-- START DATA TO PROCESS --

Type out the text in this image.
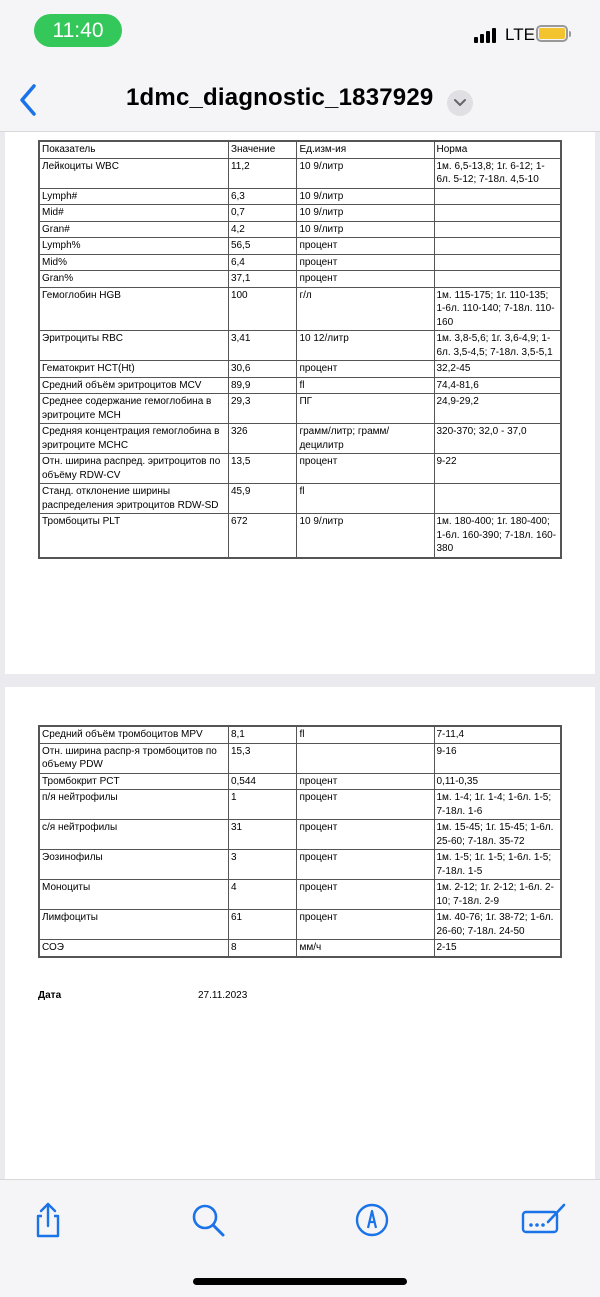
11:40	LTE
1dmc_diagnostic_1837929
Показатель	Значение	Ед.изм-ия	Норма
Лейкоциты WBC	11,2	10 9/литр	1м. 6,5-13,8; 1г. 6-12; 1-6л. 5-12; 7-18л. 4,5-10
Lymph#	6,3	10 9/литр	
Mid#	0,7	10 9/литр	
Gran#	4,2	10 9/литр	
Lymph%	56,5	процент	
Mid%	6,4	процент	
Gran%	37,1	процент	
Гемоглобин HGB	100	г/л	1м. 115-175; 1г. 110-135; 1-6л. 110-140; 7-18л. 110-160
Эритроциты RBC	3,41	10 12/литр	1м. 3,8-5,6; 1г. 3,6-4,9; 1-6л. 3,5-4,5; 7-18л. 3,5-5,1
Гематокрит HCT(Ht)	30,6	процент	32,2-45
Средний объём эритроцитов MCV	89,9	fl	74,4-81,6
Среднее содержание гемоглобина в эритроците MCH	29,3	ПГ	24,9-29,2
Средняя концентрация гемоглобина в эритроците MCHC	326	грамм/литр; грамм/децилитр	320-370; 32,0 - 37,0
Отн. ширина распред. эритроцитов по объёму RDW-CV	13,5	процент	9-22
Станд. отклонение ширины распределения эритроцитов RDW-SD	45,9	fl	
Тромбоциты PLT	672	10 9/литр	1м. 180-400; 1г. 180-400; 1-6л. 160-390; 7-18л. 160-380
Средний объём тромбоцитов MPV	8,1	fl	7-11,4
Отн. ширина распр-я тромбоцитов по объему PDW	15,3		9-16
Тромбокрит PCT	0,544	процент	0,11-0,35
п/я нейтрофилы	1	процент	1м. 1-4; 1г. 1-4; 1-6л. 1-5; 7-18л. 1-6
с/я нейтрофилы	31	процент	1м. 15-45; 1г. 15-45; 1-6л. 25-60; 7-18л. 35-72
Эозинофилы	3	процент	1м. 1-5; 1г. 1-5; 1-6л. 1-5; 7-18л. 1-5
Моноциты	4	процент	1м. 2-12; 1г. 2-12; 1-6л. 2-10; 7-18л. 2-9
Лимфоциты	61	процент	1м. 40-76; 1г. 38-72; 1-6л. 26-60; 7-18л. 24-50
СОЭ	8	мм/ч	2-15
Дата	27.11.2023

-- END DATA TO PROCESS --

* _WRITTEN EXERCISE_: Copy every line of the data word for word, omitting the images.

* _THE OUTPUT_:
Type out the text in this image.
11:40	LTE
1dmc_diagnostic_1837929
Показатель	Значение	Ед.изм-ия	Норма
Лейкоциты WBC	11,2	10 9/литр	1м. 6,5-13,8; 1г. 6-12; 1-6л. 5-12; 7-18л. 4,5-10
Lymph#	6,3	10 9/литр	
Mid#	0,7	10 9/литр	
Gran#	4,2	10 9/литр	
Lymph%	56,5	процент	
Mid%	6,4	процент	
Gran%	37,1	процент	
Гемоглобин HGB	100	г/л	1м. 115-175; 1г. 110-135; 1-6л. 110-140; 7-18л. 110-160
Эритроциты RBC	3,41	10 12/литр	1м. 3,8-5,6; 1г. 3,6-4,9; 1-6л. 3,5-4,5; 7-18л. 3,5-5,1
Гематокрит HCT(Ht)	30,6	процент	32,2-45
Средний объём эритроцитов MCV	89,9	fl	74,4-81,6
Среднее содержание гемоглобина в эритроците MCH	29,3	ПГ	24,9-29,2
Средняя концентрация гемоглобина в эритроците MCHC	326	грамм/литр; грамм/децилитр	320-370; 32,0 - 37,0
Отн. ширина распред. эритроцитов по объёму RDW-CV	13,5	процент	9-22
Станд. отклонение ширины распределения эритроцитов RDW-SD	45,9	fl	
Тромбоциты PLT	672	10 9/литр	1м. 180-400; 1г. 180-400; 1-6л. 160-390; 7-18л. 160-380
Средний объём тромбоцитов MPV	8,1	fl	7-11,4
Отн. ширина распр-я тромбоцитов по объему PDW	15,3		9-16
Тромбокрит PCT	0,544	процент	0,11-0,35
п/я нейтрофилы	1	процент	1м. 1-4; 1г. 1-4; 1-6л. 1-5; 7-18л. 1-6
с/я нейтрофилы	31	процент	1м. 15-45; 1г. 15-45; 1-6л. 25-60; 7-18л. 35-72
Эозинофилы	3	процент	1м. 1-5; 1г. 1-5; 1-6л. 1-5; 7-18л. 1-5
Моноциты	4	процент	1м. 2-12; 1г. 2-12; 1-6л. 2-10; 7-18л. 2-9
Лимфоциты	61	процент	1м. 40-76; 1г. 38-72; 1-6л. 26-60; 7-18л. 24-50
СОЭ	8	мм/ч	2-15
Дата	27.11.2023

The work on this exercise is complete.